** Supplied records **
####
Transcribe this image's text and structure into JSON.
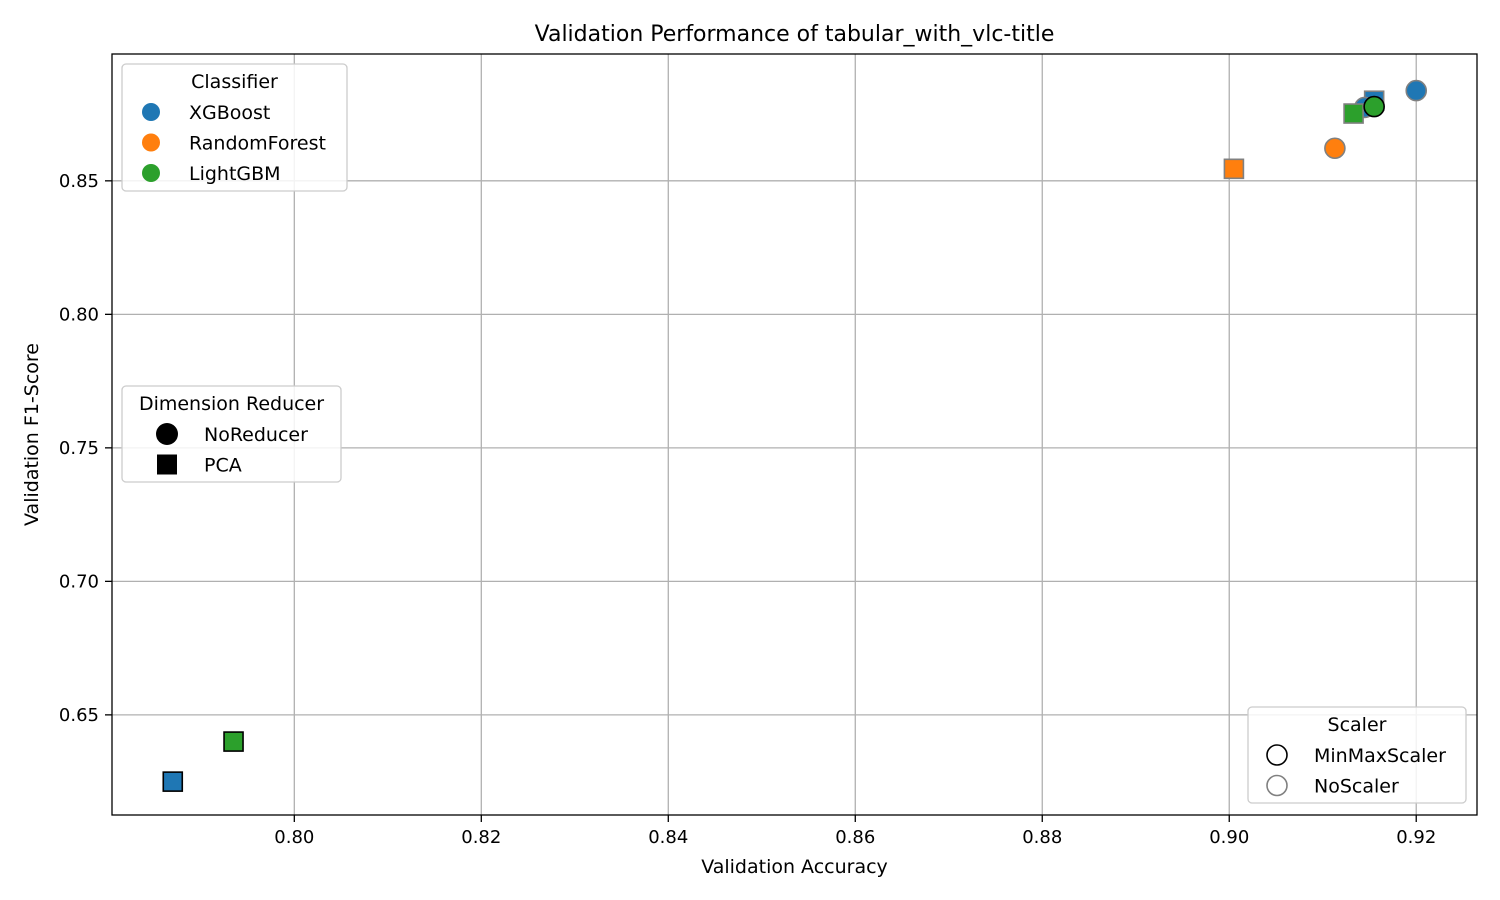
{
  "chart_data": {
    "type": "scatter",
    "title": "Validation Performance of tabular_with_vlc-title",
    "xlabel": "Validation Accuracy",
    "ylabel": "Validation F1-Score",
    "xlim": [
      0.7805,
      0.9265
    ],
    "ylim": [
      0.6125,
      0.8975
    ],
    "xticks": [
      0.8,
      0.82,
      0.84,
      0.86,
      0.88,
      0.9,
      0.92
    ],
    "yticks": [
      0.65,
      0.7,
      0.75,
      0.8,
      0.85
    ],
    "xtick_labels": [
      "0.80",
      "0.82",
      "0.84",
      "0.86",
      "0.88",
      "0.90",
      "0.92"
    ],
    "ytick_labels": [
      "0.65",
      "0.70",
      "0.75",
      "0.80",
      "0.85"
    ],
    "grid": true,
    "colors": {
      "XGBoost": "#1f77b4",
      "RandomForest": "#ff7f0e",
      "LightGBM": "#2ca02c"
    },
    "scaler_edge_colors": {
      "MinMaxScaler": "#000000",
      "NoScaler": "#808080"
    },
    "points": [
      {
        "classifier": "XGBoost",
        "reducer": "PCA",
        "scaler": "MinMaxScaler",
        "x": 0.787,
        "y": 0.625
      },
      {
        "classifier": "LightGBM",
        "reducer": "PCA",
        "scaler": "MinMaxScaler",
        "x": 0.7935,
        "y": 0.64
      },
      {
        "classifier": "RandomForest",
        "reducer": "PCA",
        "scaler": "NoScaler",
        "x": 0.9005,
        "y": 0.8545
      },
      {
        "classifier": "RandomForest",
        "reducer": "NoReducer",
        "scaler": "NoScaler",
        "x": 0.9113,
        "y": 0.8622
      },
      {
        "classifier": "XGBoost",
        "reducer": "PCA",
        "scaler": "NoScaler",
        "x": 0.9155,
        "y": 0.88
      },
      {
        "classifier": "XGBoost",
        "reducer": "NoReducer",
        "scaler": "NoScaler",
        "x": 0.92,
        "y": 0.8838
      },
      {
        "classifier": "XGBoost",
        "reducer": "NoReducer",
        "scaler": "NoScaler",
        "x": 0.9145,
        "y": 0.8775
      },
      {
        "classifier": "LightGBM",
        "reducer": "PCA",
        "scaler": "NoScaler",
        "x": 0.9133,
        "y": 0.8752
      },
      {
        "classifier": "LightGBM",
        "reducer": "NoReducer",
        "scaler": "MinMaxScaler",
        "x": 0.9155,
        "y": 0.8778
      }
    ],
    "legends": [
      {
        "title": "Classifier",
        "position": "upper-left",
        "entries": [
          {
            "label": "XGBoost",
            "marker": "circle",
            "fill": "#1f77b4",
            "stroke": "none"
          },
          {
            "label": "RandomForest",
            "marker": "circle",
            "fill": "#ff7f0e",
            "stroke": "none"
          },
          {
            "label": "LightGBM",
            "marker": "circle",
            "fill": "#2ca02c",
            "stroke": "none"
          }
        ]
      },
      {
        "title": "Dimension Reducer",
        "position": "center-left",
        "entries": [
          {
            "label": "NoReducer",
            "marker": "circle",
            "fill": "#000000",
            "stroke": "none"
          },
          {
            "label": "PCA",
            "marker": "square",
            "fill": "#000000",
            "stroke": "none"
          }
        ]
      },
      {
        "title": "Scaler",
        "position": "lower-right",
        "entries": [
          {
            "label": "MinMaxScaler",
            "marker": "circle",
            "fill": "none",
            "stroke": "#000000"
          },
          {
            "label": "NoScaler",
            "marker": "circle",
            "fill": "none",
            "stroke": "#808080"
          }
        ]
      }
    ]
  }
}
####
** Your objective **
Retype all the records shown above, character for character. Omit every picture.

** Solved problem **
Transcribe this image's text and structure into JSON.
{
  "chart_data": {
    "type": "scatter",
    "title": "Validation Performance of tabular_with_vlc-title",
    "xlabel": "Validation Accuracy",
    "ylabel": "Validation F1-Score",
    "xlim": [
      0.7805,
      0.9265
    ],
    "ylim": [
      0.6125,
      0.8975
    ],
    "xticks": [
      0.8,
      0.82,
      0.84,
      0.86,
      0.88,
      0.9,
      0.92
    ],
    "yticks": [
      0.65,
      0.7,
      0.75,
      0.8,
      0.85
    ],
    "xtick_labels": [
      "0.80",
      "0.82",
      "0.84",
      "0.86",
      "0.88",
      "0.90",
      "0.92"
    ],
    "ytick_labels": [
      "0.65",
      "0.70",
      "0.75",
      "0.80",
      "0.85"
    ],
    "grid": true,
    "colors": {
      "XGBoost": "#1f77b4",
      "RandomForest": "#ff7f0e",
      "LightGBM": "#2ca02c"
    },
    "scaler_edge_colors": {
      "MinMaxScaler": "#000000",
      "NoScaler": "#808080"
    },
    "points": [
      {
        "classifier": "XGBoost",
        "reducer": "PCA",
        "scaler": "MinMaxScaler",
        "x": 0.787,
        "y": 0.625
      },
      {
        "classifier": "LightGBM",
        "reducer": "PCA",
        "scaler": "MinMaxScaler",
        "x": 0.7935,
        "y": 0.64
      },
      {
        "classifier": "RandomForest",
        "reducer": "PCA",
        "scaler": "NoScaler",
        "x": 0.9005,
        "y": 0.8545
      },
      {
        "classifier": "RandomForest",
        "reducer": "NoReducer",
        "scaler": "NoScaler",
        "x": 0.9113,
        "y": 0.8622
      },
      {
        "classifier": "XGBoost",
        "reducer": "PCA",
        "scaler": "NoScaler",
        "x": 0.9155,
        "y": 0.88
      },
      {
        "classifier": "XGBoost",
        "reducer": "NoReducer",
        "scaler": "NoScaler",
        "x": 0.92,
        "y": 0.8838
      },
      {
        "classifier": "XGBoost",
        "reducer": "NoReducer",
        "scaler": "NoScaler",
        "x": 0.9145,
        "y": 0.8775
      },
      {
        "classifier": "LightGBM",
        "reducer": "PCA",
        "scaler": "NoScaler",
        "x": 0.9133,
        "y": 0.8752
      },
      {
        "classifier": "LightGBM",
        "reducer": "NoReducer",
        "scaler": "MinMaxScaler",
        "x": 0.9155,
        "y": 0.8778
      }
    ],
    "legends": [
      {
        "title": "Classifier",
        "position": "upper-left",
        "entries": [
          {
            "label": "XGBoost",
            "marker": "circle",
            "fill": "#1f77b4",
            "stroke": "none"
          },
          {
            "label": "RandomForest",
            "marker": "circle",
            "fill": "#ff7f0e",
            "stroke": "none"
          },
          {
            "label": "LightGBM",
            "marker": "circle",
            "fill": "#2ca02c",
            "stroke": "none"
          }
        ]
      },
      {
        "title": "Dimension Reducer",
        "position": "center-left",
        "entries": [
          {
            "label": "NoReducer",
            "marker": "circle",
            "fill": "#000000",
            "stroke": "none"
          },
          {
            "label": "PCA",
            "marker": "square",
            "fill": "#000000",
            "stroke": "none"
          }
        ]
      },
      {
        "title": "Scaler",
        "position": "lower-right",
        "entries": [
          {
            "label": "MinMaxScaler",
            "marker": "circle",
            "fill": "none",
            "stroke": "#000000"
          },
          {
            "label": "NoScaler",
            "marker": "circle",
            "fill": "none",
            "stroke": "#808080"
          }
        ]
      }
    ]
  }
}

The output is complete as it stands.